WORK REQUIRED: Scan the records for the line containing "Give me a plain-text"; extract it and all later lines, verbatim, through the end, and nothing before it.

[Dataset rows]
——————————

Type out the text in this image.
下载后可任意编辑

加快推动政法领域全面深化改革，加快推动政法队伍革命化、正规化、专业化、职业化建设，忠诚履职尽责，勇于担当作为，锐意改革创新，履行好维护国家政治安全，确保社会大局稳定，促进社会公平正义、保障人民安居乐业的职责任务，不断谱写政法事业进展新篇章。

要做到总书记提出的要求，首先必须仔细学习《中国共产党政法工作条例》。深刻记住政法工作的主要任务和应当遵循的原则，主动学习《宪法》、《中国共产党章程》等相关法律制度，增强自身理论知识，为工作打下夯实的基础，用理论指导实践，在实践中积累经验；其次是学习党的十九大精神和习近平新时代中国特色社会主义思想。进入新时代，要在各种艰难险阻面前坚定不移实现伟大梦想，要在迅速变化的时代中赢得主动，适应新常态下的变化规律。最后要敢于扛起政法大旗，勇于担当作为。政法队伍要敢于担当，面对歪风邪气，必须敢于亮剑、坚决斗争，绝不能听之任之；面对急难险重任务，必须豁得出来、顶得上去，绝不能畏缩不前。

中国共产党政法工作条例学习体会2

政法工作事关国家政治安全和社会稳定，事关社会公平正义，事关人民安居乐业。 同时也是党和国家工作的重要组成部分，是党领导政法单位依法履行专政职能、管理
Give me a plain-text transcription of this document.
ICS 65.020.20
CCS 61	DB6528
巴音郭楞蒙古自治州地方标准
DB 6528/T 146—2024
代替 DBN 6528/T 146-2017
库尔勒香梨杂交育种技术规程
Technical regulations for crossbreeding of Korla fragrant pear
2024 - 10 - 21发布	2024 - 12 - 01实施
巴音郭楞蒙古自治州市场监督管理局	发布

——————————

FULL RESPONSE:
Give me a plain-text transcription of this document.
ICS 65.020.20
CCS 61	DB6528
巴音郭楞蒙古自治州地方标准
DB 6528/T 146—2024
代替 DBN 6528/T 146-2017
库尔勒香梨杂交育种技术规程
Technical regulations for crossbreeding of Korla fragrant pear
2024 - 10 - 21发布	2024 - 12 - 01实施
巴音郭楞蒙古自治州市场监督管理局	发布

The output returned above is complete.